- **WORKING DATA**
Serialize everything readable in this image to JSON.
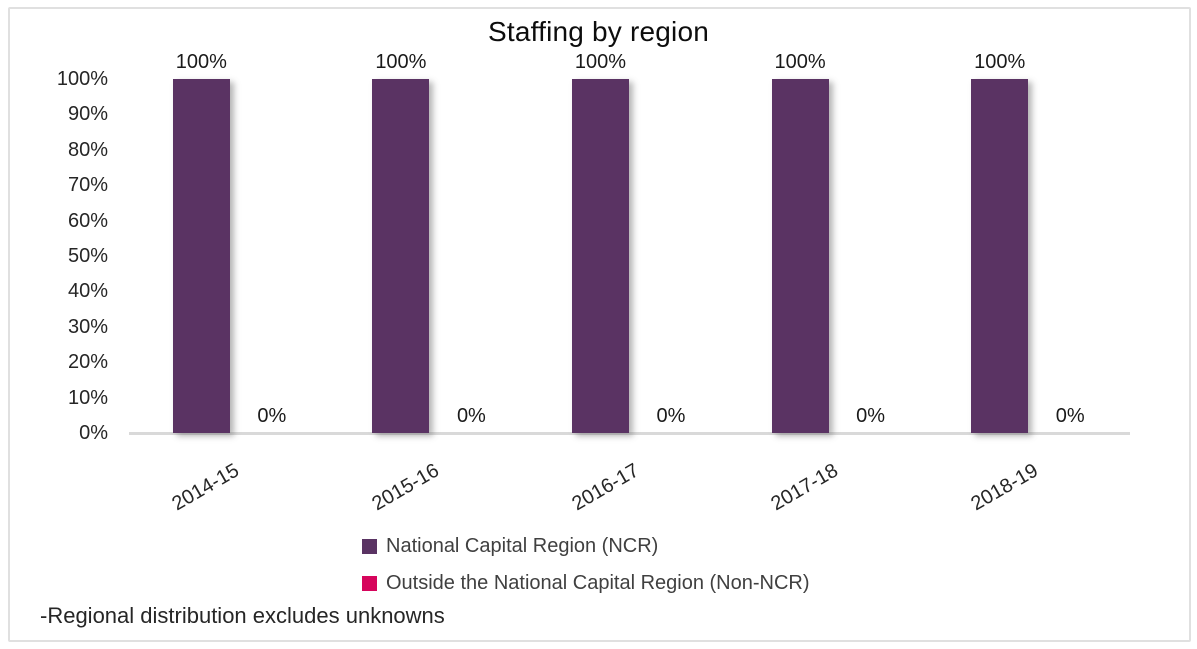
{
  "chart_data": {
    "type": "bar",
    "title": "Staffing by region",
    "categories": [
      "2014-15",
      "2015-16",
      "2016-17",
      "2017-18",
      "2018-19"
    ],
    "series": [
      {
        "name": "National Capital Region (NCR)",
        "color": "#5A3363",
        "values": [
          100,
          100,
          100,
          100,
          100
        ],
        "data_labels": [
          "100%",
          "100%",
          "100%",
          "100%",
          "100%"
        ]
      },
      {
        "name": "Outside the National Capital Region (Non-NCR)",
        "color": "#D6055C",
        "values": [
          0,
          0,
          0,
          0,
          0
        ],
        "data_labels": [
          "0%",
          "0%",
          "0%",
          "0%",
          "0%"
        ]
      }
    ],
    "xlabel": "",
    "ylabel": "",
    "ylim": [
      0,
      100
    ],
    "ytick_step": 10,
    "ytick_labels": [
      "0%",
      "10%",
      "20%",
      "30%",
      "40%",
      "50%",
      "60%",
      "70%",
      "80%",
      "90%",
      "100%"
    ],
    "grid": false,
    "legend_position": "bottom-left"
  },
  "footnote": "-Regional distribution excludes unknowns",
  "colors": {
    "bar_ncr": "#5A3363",
    "bar_non_ncr": "#D6055C",
    "axis_line": "#D9D9D9",
    "frame_border": "#E0E0E0",
    "title_text": "#0d0d0d",
    "axis_text": "#262626",
    "legend_text": "#404040"
  }
}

- **THE REQUEST**
Make an exact copy of the records above, with the pictures left out.

- **SOLUTION TO THIS TASK**
Serialize everything readable in this image to JSON.
{
  "chart_data": {
    "type": "bar",
    "title": "Staffing by region",
    "categories": [
      "2014-15",
      "2015-16",
      "2016-17",
      "2017-18",
      "2018-19"
    ],
    "series": [
      {
        "name": "National Capital Region (NCR)",
        "color": "#5A3363",
        "values": [
          100,
          100,
          100,
          100,
          100
        ],
        "data_labels": [
          "100%",
          "100%",
          "100%",
          "100%",
          "100%"
        ]
      },
      {
        "name": "Outside the National Capital Region (Non-NCR)",
        "color": "#D6055C",
        "values": [
          0,
          0,
          0,
          0,
          0
        ],
        "data_labels": [
          "0%",
          "0%",
          "0%",
          "0%",
          "0%"
        ]
      }
    ],
    "xlabel": "",
    "ylabel": "",
    "ylim": [
      0,
      100
    ],
    "ytick_step": 10,
    "ytick_labels": [
      "0%",
      "10%",
      "20%",
      "30%",
      "40%",
      "50%",
      "60%",
      "70%",
      "80%",
      "90%",
      "100%"
    ],
    "grid": false,
    "legend_position": "bottom-left"
  },
  "footnote": "-Regional distribution excludes unknowns",
  "colors": {
    "bar_ncr": "#5A3363",
    "bar_non_ncr": "#D6055C",
    "axis_line": "#D9D9D9",
    "frame_border": "#E0E0E0",
    "title_text": "#0d0d0d",
    "axis_text": "#262626",
    "legend_text": "#404040"
  }
}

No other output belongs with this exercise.